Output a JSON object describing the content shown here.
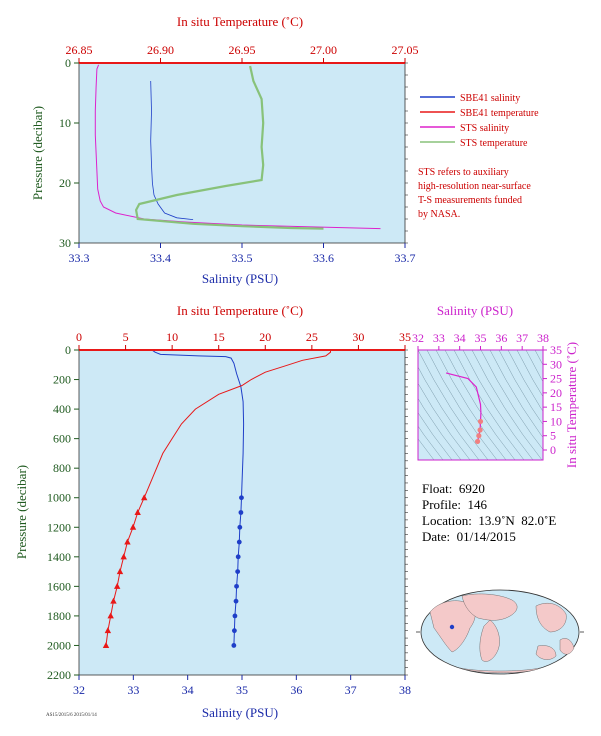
{
  "colors": {
    "plot_bg": "#cde9f6",
    "salinity": "#1f3fc8",
    "temperature": "#e81818",
    "sts_salinity": "#dd22cc",
    "sts_temperature": "#88c27a",
    "axis_red": "#cc0000",
    "axis_blue": "#1a2aa8",
    "axis_green": "#1f5a1f",
    "axis_magenta": "#cc22cc"
  },
  "chart_data": [
    {
      "id": "near_surface",
      "type": "line",
      "top_axis_label": "In situ Temperature (˚C)",
      "top_ticks": [
        "26.85",
        "26.90",
        "26.95",
        "27.00",
        "27.05"
      ],
      "top_range": [
        26.85,
        27.05
      ],
      "bottom_axis_label": "Salinity (PSU)",
      "bottom_ticks": [
        "33.3",
        "33.4",
        "33.5",
        "33.6",
        "33.7"
      ],
      "bottom_range": [
        33.3,
        33.7
      ],
      "ylabel": "Pressure (decibar)",
      "y_ticks": [
        "0",
        "10",
        "20",
        "30"
      ],
      "y_range": [
        0,
        30
      ],
      "series": [
        {
          "name": "SBE41 salinity",
          "axis": "bottom",
          "points": [
            [
              33.388,
              3
            ],
            [
              33.389,
              8
            ],
            [
              33.388,
              13
            ],
            [
              33.389,
              17
            ],
            [
              33.39,
              20
            ],
            [
              33.392,
              22
            ],
            [
              33.397,
              23.5
            ],
            [
              33.405,
              25
            ],
            [
              33.42,
              25.8
            ],
            [
              33.44,
              26.1
            ]
          ]
        },
        {
          "name": "SBE41 temperature",
          "axis": "top",
          "points": []
        },
        {
          "name": "STS salinity",
          "axis": "bottom",
          "points": [
            [
              33.324,
              0.3
            ],
            [
              33.322,
              1
            ],
            [
              33.321,
              4
            ],
            [
              33.32,
              8
            ],
            [
              33.32,
              12
            ],
            [
              33.321,
              15
            ],
            [
              33.322,
              18
            ],
            [
              33.323,
              21
            ],
            [
              33.326,
              23
            ],
            [
              33.33,
              24
            ],
            [
              33.345,
              25
            ],
            [
              33.38,
              26
            ],
            [
              33.43,
              26.5
            ],
            [
              33.5,
              27
            ],
            [
              33.58,
              27.3
            ],
            [
              33.67,
              27.6
            ]
          ]
        },
        {
          "name": "STS temperature",
          "axis": "top",
          "points": [
            [
              26.955,
              0.5
            ],
            [
              26.957,
              3
            ],
            [
              26.962,
              6
            ],
            [
              26.963,
              10
            ],
            [
              26.962,
              14
            ],
            [
              26.963,
              17
            ],
            [
              26.962,
              19.5
            ],
            [
              26.94,
              20.5
            ],
            [
              26.91,
              22
            ],
            [
              26.887,
              23.5
            ],
            [
              26.885,
              24.5
            ],
            [
              26.886,
              26
            ],
            [
              26.92,
              26.8
            ],
            [
              26.95,
              27.2
            ],
            [
              26.98,
              27.5
            ],
            [
              27.0,
              27.6
            ]
          ]
        }
      ]
    },
    {
      "id": "full_profile",
      "type": "line",
      "top_axis_label": "In situ Temperature (˚C)",
      "top_ticks": [
        "0",
        "5",
        "10",
        "15",
        "20",
        "25",
        "30",
        "35"
      ],
      "top_range": [
        0,
        35
      ],
      "bottom_axis_label": "Salinity (PSU)",
      "bottom_ticks": [
        "32",
        "33",
        "34",
        "35",
        "36",
        "37",
        "38"
      ],
      "bottom_range": [
        32,
        38
      ],
      "ylabel": "Pressure (decibar)",
      "y_ticks": [
        "0",
        "200",
        "400",
        "600",
        "800",
        "1000",
        "1200",
        "1400",
        "1600",
        "1800",
        "2000",
        "2200"
      ],
      "y_range": [
        0,
        2200
      ],
      "series": [
        {
          "name": "Salinity",
          "axis": "bottom",
          "points": [
            [
              33.35,
              2
            ],
            [
              33.4,
              15
            ],
            [
              33.5,
              30
            ],
            [
              34.2,
              40
            ],
            [
              34.7,
              45
            ],
            [
              34.8,
              55
            ],
            [
              34.85,
              90
            ],
            [
              34.9,
              160
            ],
            [
              34.98,
              250
            ],
            [
              35.02,
              350
            ],
            [
              35.03,
              500
            ],
            [
              35.02,
              700
            ],
            [
              35.0,
              900
            ],
            [
              34.99,
              1000
            ],
            [
              34.98,
              1100
            ],
            [
              34.96,
              1200
            ],
            [
              34.95,
              1300
            ],
            [
              34.93,
              1400
            ],
            [
              34.92,
              1500
            ],
            [
              34.9,
              1600
            ],
            [
              34.89,
              1700
            ],
            [
              34.87,
              1800
            ],
            [
              34.86,
              1900
            ],
            [
              34.85,
              2000
            ]
          ]
        },
        {
          "name": "Temperature",
          "axis": "top",
          "points": [
            [
              27.0,
              2
            ],
            [
              27.0,
              15
            ],
            [
              26.5,
              40
            ],
            [
              24.0,
              70
            ],
            [
              22.0,
              110
            ],
            [
              20.0,
              150
            ],
            [
              18.5,
              200
            ],
            [
              17.5,
              240
            ],
            [
              15.0,
              300
            ],
            [
              12.5,
              400
            ],
            [
              11.0,
              500
            ],
            [
              10.0,
              600
            ],
            [
              9.0,
              700
            ],
            [
              8.0,
              850
            ],
            [
              7.0,
              1000
            ],
            [
              6.3,
              1100
            ],
            [
              5.8,
              1200
            ],
            [
              5.2,
              1300
            ],
            [
              4.8,
              1400
            ],
            [
              4.4,
              1500
            ],
            [
              4.1,
              1600
            ],
            [
              3.7,
              1700
            ],
            [
              3.4,
              1800
            ],
            [
              3.1,
              1900
            ],
            [
              2.9,
              2000
            ]
          ]
        }
      ]
    },
    {
      "id": "ts_diagram",
      "type": "scatter",
      "top_axis_label": "Salinity (PSU)",
      "top_ticks": [
        "32",
        "33",
        "34",
        "35",
        "36",
        "37",
        "38"
      ],
      "top_range": [
        32,
        38
      ],
      "right_axis_label": "In situ Temperature (˚C)",
      "right_ticks": [
        "0",
        "5",
        "10",
        "15",
        "20",
        "25",
        "30",
        "35"
      ],
      "right_range": [
        0,
        35
      ],
      "series": [
        {
          "name": "T-S",
          "points": [
            [
              33.35,
              27
            ],
            [
              33.6,
              26.5
            ],
            [
              34.4,
              25
            ],
            [
              34.8,
              22
            ],
            [
              34.9,
              19
            ],
            [
              35.0,
              16
            ],
            [
              35.02,
              13
            ],
            [
              35.0,
              10
            ],
            [
              34.98,
              7
            ],
            [
              34.92,
              5
            ],
            [
              34.86,
              3
            ]
          ]
        }
      ]
    }
  ],
  "legend": {
    "items": [
      {
        "label": "SBE41 salinity",
        "color": "#1f3fc8"
      },
      {
        "label": "SBE41 temperature",
        "color": "#e81818"
      },
      {
        "label": "STS salinity",
        "color": "#dd22cc"
      },
      {
        "label": "STS temperature",
        "color": "#88c27a"
      }
    ],
    "note": [
      "STS refers to auxiliary",
      "high-resolution near-surface",
      "T-S measurements funded",
      "by NASA."
    ]
  },
  "float_info": {
    "float": "Float:  6920",
    "profile": "Profile:  146",
    "location": "Location:  13.9˚N  82.0˚E",
    "date": "Date:  01/14/2015"
  },
  "footer_code": "AS15/2015/6 2015/01/14"
}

───

■ **What the task asks**: Exactly reproduce the entries above, minus the pictures.

■ **Task output**:
Output a JSON object describing the content shown here.
{
  "colors": {
    "plot_bg": "#cde9f6",
    "salinity": "#1f3fc8",
    "temperature": "#e81818",
    "sts_salinity": "#dd22cc",
    "sts_temperature": "#88c27a",
    "axis_red": "#cc0000",
    "axis_blue": "#1a2aa8",
    "axis_green": "#1f5a1f",
    "axis_magenta": "#cc22cc"
  },
  "chart_data": [
    {
      "id": "near_surface",
      "type": "line",
      "top_axis_label": "In situ Temperature (˚C)",
      "top_ticks": [
        "26.85",
        "26.90",
        "26.95",
        "27.00",
        "27.05"
      ],
      "top_range": [
        26.85,
        27.05
      ],
      "bottom_axis_label": "Salinity (PSU)",
      "bottom_ticks": [
        "33.3",
        "33.4",
        "33.5",
        "33.6",
        "33.7"
      ],
      "bottom_range": [
        33.3,
        33.7
      ],
      "ylabel": "Pressure (decibar)",
      "y_ticks": [
        "0",
        "10",
        "20",
        "30"
      ],
      "y_range": [
        0,
        30
      ],
      "series": [
        {
          "name": "SBE41 salinity",
          "axis": "bottom",
          "points": [
            [
              33.388,
              3
            ],
            [
              33.389,
              8
            ],
            [
              33.388,
              13
            ],
            [
              33.389,
              17
            ],
            [
              33.39,
              20
            ],
            [
              33.392,
              22
            ],
            [
              33.397,
              23.5
            ],
            [
              33.405,
              25
            ],
            [
              33.42,
              25.8
            ],
            [
              33.44,
              26.1
            ]
          ]
        },
        {
          "name": "SBE41 temperature",
          "axis": "top",
          "points": []
        },
        {
          "name": "STS salinity",
          "axis": "bottom",
          "points": [
            [
              33.324,
              0.3
            ],
            [
              33.322,
              1
            ],
            [
              33.321,
              4
            ],
            [
              33.32,
              8
            ],
            [
              33.32,
              12
            ],
            [
              33.321,
              15
            ],
            [
              33.322,
              18
            ],
            [
              33.323,
              21
            ],
            [
              33.326,
              23
            ],
            [
              33.33,
              24
            ],
            [
              33.345,
              25
            ],
            [
              33.38,
              26
            ],
            [
              33.43,
              26.5
            ],
            [
              33.5,
              27
            ],
            [
              33.58,
              27.3
            ],
            [
              33.67,
              27.6
            ]
          ]
        },
        {
          "name": "STS temperature",
          "axis": "top",
          "points": [
            [
              26.955,
              0.5
            ],
            [
              26.957,
              3
            ],
            [
              26.962,
              6
            ],
            [
              26.963,
              10
            ],
            [
              26.962,
              14
            ],
            [
              26.963,
              17
            ],
            [
              26.962,
              19.5
            ],
            [
              26.94,
              20.5
            ],
            [
              26.91,
              22
            ],
            [
              26.887,
              23.5
            ],
            [
              26.885,
              24.5
            ],
            [
              26.886,
              26
            ],
            [
              26.92,
              26.8
            ],
            [
              26.95,
              27.2
            ],
            [
              26.98,
              27.5
            ],
            [
              27.0,
              27.6
            ]
          ]
        }
      ]
    },
    {
      "id": "full_profile",
      "type": "line",
      "top_axis_label": "In situ Temperature (˚C)",
      "top_ticks": [
        "0",
        "5",
        "10",
        "15",
        "20",
        "25",
        "30",
        "35"
      ],
      "top_range": [
        0,
        35
      ],
      "bottom_axis_label": "Salinity (PSU)",
      "bottom_ticks": [
        "32",
        "33",
        "34",
        "35",
        "36",
        "37",
        "38"
      ],
      "bottom_range": [
        32,
        38
      ],
      "ylabel": "Pressure (decibar)",
      "y_ticks": [
        "0",
        "200",
        "400",
        "600",
        "800",
        "1000",
        "1200",
        "1400",
        "1600",
        "1800",
        "2000",
        "2200"
      ],
      "y_range": [
        0,
        2200
      ],
      "series": [
        {
          "name": "Salinity",
          "axis": "bottom",
          "points": [
            [
              33.35,
              2
            ],
            [
              33.4,
              15
            ],
            [
              33.5,
              30
            ],
            [
              34.2,
              40
            ],
            [
              34.7,
              45
            ],
            [
              34.8,
              55
            ],
            [
              34.85,
              90
            ],
            [
              34.9,
              160
            ],
            [
              34.98,
              250
            ],
            [
              35.02,
              350
            ],
            [
              35.03,
              500
            ],
            [
              35.02,
              700
            ],
            [
              35.0,
              900
            ],
            [
              34.99,
              1000
            ],
            [
              34.98,
              1100
            ],
            [
              34.96,
              1200
            ],
            [
              34.95,
              1300
            ],
            [
              34.93,
              1400
            ],
            [
              34.92,
              1500
            ],
            [
              34.9,
              1600
            ],
            [
              34.89,
              1700
            ],
            [
              34.87,
              1800
            ],
            [
              34.86,
              1900
            ],
            [
              34.85,
              2000
            ]
          ]
        },
        {
          "name": "Temperature",
          "axis": "top",
          "points": [
            [
              27.0,
              2
            ],
            [
              27.0,
              15
            ],
            [
              26.5,
              40
            ],
            [
              24.0,
              70
            ],
            [
              22.0,
              110
            ],
            [
              20.0,
              150
            ],
            [
              18.5,
              200
            ],
            [
              17.5,
              240
            ],
            [
              15.0,
              300
            ],
            [
              12.5,
              400
            ],
            [
              11.0,
              500
            ],
            [
              10.0,
              600
            ],
            [
              9.0,
              700
            ],
            [
              8.0,
              850
            ],
            [
              7.0,
              1000
            ],
            [
              6.3,
              1100
            ],
            [
              5.8,
              1200
            ],
            [
              5.2,
              1300
            ],
            [
              4.8,
              1400
            ],
            [
              4.4,
              1500
            ],
            [
              4.1,
              1600
            ],
            [
              3.7,
              1700
            ],
            [
              3.4,
              1800
            ],
            [
              3.1,
              1900
            ],
            [
              2.9,
              2000
            ]
          ]
        }
      ]
    },
    {
      "id": "ts_diagram",
      "type": "scatter",
      "top_axis_label": "Salinity (PSU)",
      "top_ticks": [
        "32",
        "33",
        "34",
        "35",
        "36",
        "37",
        "38"
      ],
      "top_range": [
        32,
        38
      ],
      "right_axis_label": "In situ Temperature (˚C)",
      "right_ticks": [
        "0",
        "5",
        "10",
        "15",
        "20",
        "25",
        "30",
        "35"
      ],
      "right_range": [
        0,
        35
      ],
      "series": [
        {
          "name": "T-S",
          "points": [
            [
              33.35,
              27
            ],
            [
              33.6,
              26.5
            ],
            [
              34.4,
              25
            ],
            [
              34.8,
              22
            ],
            [
              34.9,
              19
            ],
            [
              35.0,
              16
            ],
            [
              35.02,
              13
            ],
            [
              35.0,
              10
            ],
            [
              34.98,
              7
            ],
            [
              34.92,
              5
            ],
            [
              34.86,
              3
            ]
          ]
        }
      ]
    }
  ],
  "legend": {
    "items": [
      {
        "label": "SBE41 salinity",
        "color": "#1f3fc8"
      },
      {
        "label": "SBE41 temperature",
        "color": "#e81818"
      },
      {
        "label": "STS salinity",
        "color": "#dd22cc"
      },
      {
        "label": "STS temperature",
        "color": "#88c27a"
      }
    ],
    "note": [
      "STS refers to auxiliary",
      "high-resolution near-surface",
      "T-S measurements funded",
      "by NASA."
    ]
  },
  "float_info": {
    "float": "Float:  6920",
    "profile": "Profile:  146",
    "location": "Location:  13.9˚N  82.0˚E",
    "date": "Date:  01/14/2015"
  },
  "footer_code": "AS15/2015/6 2015/01/14"
}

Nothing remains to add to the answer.